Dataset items
+ + + + + + +

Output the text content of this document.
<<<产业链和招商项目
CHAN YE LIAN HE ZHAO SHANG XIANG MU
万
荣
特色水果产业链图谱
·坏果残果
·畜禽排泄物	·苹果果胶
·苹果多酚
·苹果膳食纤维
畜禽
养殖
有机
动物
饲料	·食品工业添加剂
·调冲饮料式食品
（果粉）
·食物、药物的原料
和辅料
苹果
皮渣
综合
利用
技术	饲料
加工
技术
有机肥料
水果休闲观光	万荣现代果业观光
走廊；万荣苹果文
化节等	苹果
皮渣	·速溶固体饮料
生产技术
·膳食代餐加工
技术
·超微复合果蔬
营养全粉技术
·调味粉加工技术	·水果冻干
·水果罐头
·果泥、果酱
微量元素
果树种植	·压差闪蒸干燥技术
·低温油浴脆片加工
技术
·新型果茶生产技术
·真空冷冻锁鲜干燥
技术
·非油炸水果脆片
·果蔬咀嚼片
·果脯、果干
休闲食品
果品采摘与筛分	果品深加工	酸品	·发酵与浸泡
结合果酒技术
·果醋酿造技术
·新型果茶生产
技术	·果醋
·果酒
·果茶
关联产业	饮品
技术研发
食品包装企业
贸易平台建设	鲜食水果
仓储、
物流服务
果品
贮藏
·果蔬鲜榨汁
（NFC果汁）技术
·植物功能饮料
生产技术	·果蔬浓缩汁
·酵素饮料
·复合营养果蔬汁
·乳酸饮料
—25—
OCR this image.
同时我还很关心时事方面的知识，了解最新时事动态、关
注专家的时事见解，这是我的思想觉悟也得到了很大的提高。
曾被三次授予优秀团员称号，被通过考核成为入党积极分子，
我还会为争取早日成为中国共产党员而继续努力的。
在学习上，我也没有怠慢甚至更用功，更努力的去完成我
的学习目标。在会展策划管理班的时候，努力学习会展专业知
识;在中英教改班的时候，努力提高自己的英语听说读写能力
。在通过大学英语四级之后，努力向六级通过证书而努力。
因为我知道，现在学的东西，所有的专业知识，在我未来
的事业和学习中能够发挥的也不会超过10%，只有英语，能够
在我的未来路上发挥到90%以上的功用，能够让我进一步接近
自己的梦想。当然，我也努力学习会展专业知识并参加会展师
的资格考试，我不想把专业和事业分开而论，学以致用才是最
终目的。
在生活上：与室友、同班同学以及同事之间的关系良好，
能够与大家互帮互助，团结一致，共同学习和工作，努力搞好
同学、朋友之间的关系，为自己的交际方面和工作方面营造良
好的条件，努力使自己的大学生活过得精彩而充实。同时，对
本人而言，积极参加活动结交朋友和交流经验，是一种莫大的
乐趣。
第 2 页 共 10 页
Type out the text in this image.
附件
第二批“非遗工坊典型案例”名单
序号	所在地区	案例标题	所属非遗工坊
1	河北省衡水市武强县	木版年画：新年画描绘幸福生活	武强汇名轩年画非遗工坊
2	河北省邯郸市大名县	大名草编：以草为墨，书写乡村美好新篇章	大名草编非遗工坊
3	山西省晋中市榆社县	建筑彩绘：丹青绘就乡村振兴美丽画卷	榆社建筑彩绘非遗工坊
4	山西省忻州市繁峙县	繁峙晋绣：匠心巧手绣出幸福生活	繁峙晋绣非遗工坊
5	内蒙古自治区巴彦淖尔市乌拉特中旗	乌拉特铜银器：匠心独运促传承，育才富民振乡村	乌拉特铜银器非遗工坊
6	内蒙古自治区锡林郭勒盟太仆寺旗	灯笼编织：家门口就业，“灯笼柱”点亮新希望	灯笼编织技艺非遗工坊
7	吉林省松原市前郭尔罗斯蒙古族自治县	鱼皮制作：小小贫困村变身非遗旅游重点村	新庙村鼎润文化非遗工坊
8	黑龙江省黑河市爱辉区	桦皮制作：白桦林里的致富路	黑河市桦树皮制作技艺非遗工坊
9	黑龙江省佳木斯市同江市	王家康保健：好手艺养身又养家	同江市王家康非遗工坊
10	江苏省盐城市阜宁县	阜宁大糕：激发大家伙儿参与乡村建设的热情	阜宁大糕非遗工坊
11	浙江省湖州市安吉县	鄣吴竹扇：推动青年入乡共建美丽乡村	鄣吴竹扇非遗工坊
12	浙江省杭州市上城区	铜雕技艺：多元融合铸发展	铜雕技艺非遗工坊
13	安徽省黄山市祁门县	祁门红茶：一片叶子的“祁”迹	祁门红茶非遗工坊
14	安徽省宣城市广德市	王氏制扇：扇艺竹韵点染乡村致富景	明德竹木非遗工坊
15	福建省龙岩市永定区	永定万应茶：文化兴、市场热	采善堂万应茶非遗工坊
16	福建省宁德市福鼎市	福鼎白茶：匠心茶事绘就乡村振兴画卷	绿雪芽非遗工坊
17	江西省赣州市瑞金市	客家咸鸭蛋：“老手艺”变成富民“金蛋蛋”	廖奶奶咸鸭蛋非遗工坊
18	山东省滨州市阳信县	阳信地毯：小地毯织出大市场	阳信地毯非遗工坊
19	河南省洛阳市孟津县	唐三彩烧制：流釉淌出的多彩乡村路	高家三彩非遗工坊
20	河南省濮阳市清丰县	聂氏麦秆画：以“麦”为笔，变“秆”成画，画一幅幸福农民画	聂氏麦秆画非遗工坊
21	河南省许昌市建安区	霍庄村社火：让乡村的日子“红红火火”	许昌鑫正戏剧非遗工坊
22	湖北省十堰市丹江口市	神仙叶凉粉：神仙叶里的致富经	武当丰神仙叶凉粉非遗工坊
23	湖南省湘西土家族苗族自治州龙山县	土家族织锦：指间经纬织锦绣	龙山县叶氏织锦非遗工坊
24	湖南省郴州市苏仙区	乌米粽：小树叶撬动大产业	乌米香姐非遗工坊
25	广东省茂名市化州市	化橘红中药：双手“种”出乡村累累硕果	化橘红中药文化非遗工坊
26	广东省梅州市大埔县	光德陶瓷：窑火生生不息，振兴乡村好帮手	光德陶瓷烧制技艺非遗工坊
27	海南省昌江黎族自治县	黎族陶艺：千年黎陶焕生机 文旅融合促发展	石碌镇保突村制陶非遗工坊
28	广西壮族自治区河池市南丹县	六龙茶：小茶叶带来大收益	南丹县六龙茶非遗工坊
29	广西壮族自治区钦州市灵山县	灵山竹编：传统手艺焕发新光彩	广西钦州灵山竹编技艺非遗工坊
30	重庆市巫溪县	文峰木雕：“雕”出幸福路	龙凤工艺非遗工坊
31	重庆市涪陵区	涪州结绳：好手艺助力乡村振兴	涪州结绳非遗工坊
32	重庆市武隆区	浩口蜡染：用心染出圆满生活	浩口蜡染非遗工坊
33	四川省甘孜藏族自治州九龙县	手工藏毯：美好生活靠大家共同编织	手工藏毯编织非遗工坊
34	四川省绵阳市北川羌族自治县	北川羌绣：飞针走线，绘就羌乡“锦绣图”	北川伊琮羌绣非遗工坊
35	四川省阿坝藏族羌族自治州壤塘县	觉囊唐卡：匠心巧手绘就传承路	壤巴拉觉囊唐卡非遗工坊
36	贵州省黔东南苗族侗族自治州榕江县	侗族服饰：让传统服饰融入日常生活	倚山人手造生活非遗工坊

+ + + + + + +

**Stated task:** Copy out all of the lines above exactly.

**Answer to this task:**
Output the text content of this document.
<<<产业链和招商项目
CHAN YE LIAN HE ZHAO SHANG XIANG MU
万
荣
特色水果产业链图谱
·坏果残果
·畜禽排泄物	·苹果果胶
·苹果多酚
·苹果膳食纤维
畜禽
养殖
有机
动物
饲料	·食品工业添加剂
·调冲饮料式食品
（果粉）
·食物、药物的原料
和辅料
苹果
皮渣
综合
利用
技术	饲料
加工
技术
有机肥料
水果休闲观光	万荣现代果业观光
走廊；万荣苹果文
化节等	苹果
皮渣	·速溶固体饮料
生产技术
·膳食代餐加工
技术
·超微复合果蔬
营养全粉技术
·调味粉加工技术	·水果冻干
·水果罐头
·果泥、果酱
微量元素
果树种植	·压差闪蒸干燥技术
·低温油浴脆片加工
技术
·新型果茶生产技术
·真空冷冻锁鲜干燥
技术
·非油炸水果脆片
·果蔬咀嚼片
·果脯、果干
休闲食品
果品采摘与筛分	果品深加工	酸品	·发酵与浸泡
结合果酒技术
·果醋酿造技术
·新型果茶生产
技术	·果醋
·果酒
·果茶
关联产业	饮品
技术研发
食品包装企业
贸易平台建设	鲜食水果
仓储、
物流服务
果品
贮藏
·果蔬鲜榨汁
（NFC果汁）技术
·植物功能饮料
生产技术	·果蔬浓缩汁
·酵素饮料
·复合营养果蔬汁
·乳酸饮料
—25—
OCR this image.
同时我还很关心时事方面的知识，了解最新时事动态、关
注专家的时事见解，这是我的思想觉悟也得到了很大的提高。
曾被三次授予优秀团员称号，被通过考核成为入党积极分子，
我还会为争取早日成为中国共产党员而继续努力的。
在学习上，我也没有怠慢甚至更用功，更努力的去完成我
的学习目标。在会展策划管理班的时候，努力学习会展专业知
识;在中英教改班的时候，努力提高自己的英语听说读写能力
。在通过大学英语四级之后，努力向六级通过证书而努力。
因为我知道，现在学的东西，所有的专业知识，在我未来
的事业和学习中能够发挥的也不会超过10%，只有英语，能够
在我的未来路上发挥到90%以上的功用，能够让我进一步接近
自己的梦想。当然，我也努力学习会展专业知识并参加会展师
的资格考试，我不想把专业和事业分开而论，学以致用才是最
终目的。
在生活上：与室友、同班同学以及同事之间的关系良好，
能够与大家互帮互助，团结一致，共同学习和工作，努力搞好
同学、朋友之间的关系，为自己的交际方面和工作方面营造良
好的条件，努力使自己的大学生活过得精彩而充实。同时，对
本人而言，积极参加活动结交朋友和交流经验，是一种莫大的
乐趣。
第 2 页 共 10 页
Type out the text in this image.
附件
第二批“非遗工坊典型案例”名单
序号	所在地区	案例标题	所属非遗工坊
1	河北省衡水市武强县	木版年画：新年画描绘幸福生活	武强汇名轩年画非遗工坊
2	河北省邯郸市大名县	大名草编：以草为墨，书写乡村美好新篇章	大名草编非遗工坊
3	山西省晋中市榆社县	建筑彩绘：丹青绘就乡村振兴美丽画卷	榆社建筑彩绘非遗工坊
4	山西省忻州市繁峙县	繁峙晋绣：匠心巧手绣出幸福生活	繁峙晋绣非遗工坊
5	内蒙古自治区巴彦淖尔市乌拉特中旗	乌拉特铜银器：匠心独运促传承，育才富民振乡村	乌拉特铜银器非遗工坊
6	内蒙古自治区锡林郭勒盟太仆寺旗	灯笼编织：家门口就业，“灯笼柱”点亮新希望	灯笼编织技艺非遗工坊
7	吉林省松原市前郭尔罗斯蒙古族自治县	鱼皮制作：小小贫困村变身非遗旅游重点村	新庙村鼎润文化非遗工坊
8	黑龙江省黑河市爱辉区	桦皮制作：白桦林里的致富路	黑河市桦树皮制作技艺非遗工坊
9	黑龙江省佳木斯市同江市	王家康保健：好手艺养身又养家	同江市王家康非遗工坊
10	江苏省盐城市阜宁县	阜宁大糕：激发大家伙儿参与乡村建设的热情	阜宁大糕非遗工坊
11	浙江省湖州市安吉县	鄣吴竹扇：推动青年入乡共建美丽乡村	鄣吴竹扇非遗工坊
12	浙江省杭州市上城区	铜雕技艺：多元融合铸发展	铜雕技艺非遗工坊
13	安徽省黄山市祁门县	祁门红茶：一片叶子的“祁”迹	祁门红茶非遗工坊
14	安徽省宣城市广德市	王氏制扇：扇艺竹韵点染乡村致富景	明德竹木非遗工坊
15	福建省龙岩市永定区	永定万应茶：文化兴、市场热	采善堂万应茶非遗工坊
16	福建省宁德市福鼎市	福鼎白茶：匠心茶事绘就乡村振兴画卷	绿雪芽非遗工坊
17	江西省赣州市瑞金市	客家咸鸭蛋：“老手艺”变成富民“金蛋蛋”	廖奶奶咸鸭蛋非遗工坊
18	山东省滨州市阳信县	阳信地毯：小地毯织出大市场	阳信地毯非遗工坊
19	河南省洛阳市孟津县	唐三彩烧制：流釉淌出的多彩乡村路	高家三彩非遗工坊
20	河南省濮阳市清丰县	聂氏麦秆画：以“麦”为笔，变“秆”成画，画一幅幸福农民画	聂氏麦秆画非遗工坊
21	河南省许昌市建安区	霍庄村社火：让乡村的日子“红红火火”	许昌鑫正戏剧非遗工坊
22	湖北省十堰市丹江口市	神仙叶凉粉：神仙叶里的致富经	武当丰神仙叶凉粉非遗工坊
23	湖南省湘西土家族苗族自治州龙山县	土家族织锦：指间经纬织锦绣	龙山县叶氏织锦非遗工坊
24	湖南省郴州市苏仙区	乌米粽：小树叶撬动大产业	乌米香姐非遗工坊
25	广东省茂名市化州市	化橘红中药：双手“种”出乡村累累硕果	化橘红中药文化非遗工坊
26	广东省梅州市大埔县	光德陶瓷：窑火生生不息，振兴乡村好帮手	光德陶瓷烧制技艺非遗工坊
27	海南省昌江黎族自治县	黎族陶艺：千年黎陶焕生机 文旅融合促发展	石碌镇保突村制陶非遗工坊
28	广西壮族自治区河池市南丹县	六龙茶：小茶叶带来大收益	南丹县六龙茶非遗工坊
29	广西壮族自治区钦州市灵山县	灵山竹编：传统手艺焕发新光彩	广西钦州灵山竹编技艺非遗工坊
30	重庆市巫溪县	文峰木雕：“雕”出幸福路	龙凤工艺非遗工坊
31	重庆市涪陵区	涪州结绳：好手艺助力乡村振兴	涪州结绳非遗工坊
32	重庆市武隆区	浩口蜡染：用心染出圆满生活	浩口蜡染非遗工坊
33	四川省甘孜藏族自治州九龙县	手工藏毯：美好生活靠大家共同编织	手工藏毯编织非遗工坊
34	四川省绵阳市北川羌族自治县	北川羌绣：飞针走线，绘就羌乡“锦绣图”	北川伊琮羌绣非遗工坊
35	四川省阿坝藏族羌族自治州壤塘县	觉囊唐卡：匠心巧手绘就传承路	壤巴拉觉囊唐卡非遗工坊
36	贵州省黔东南苗族侗族自治州榕江县	侗族服饰：让传统服饰融入日常生活	倚山人手造生活非遗工坊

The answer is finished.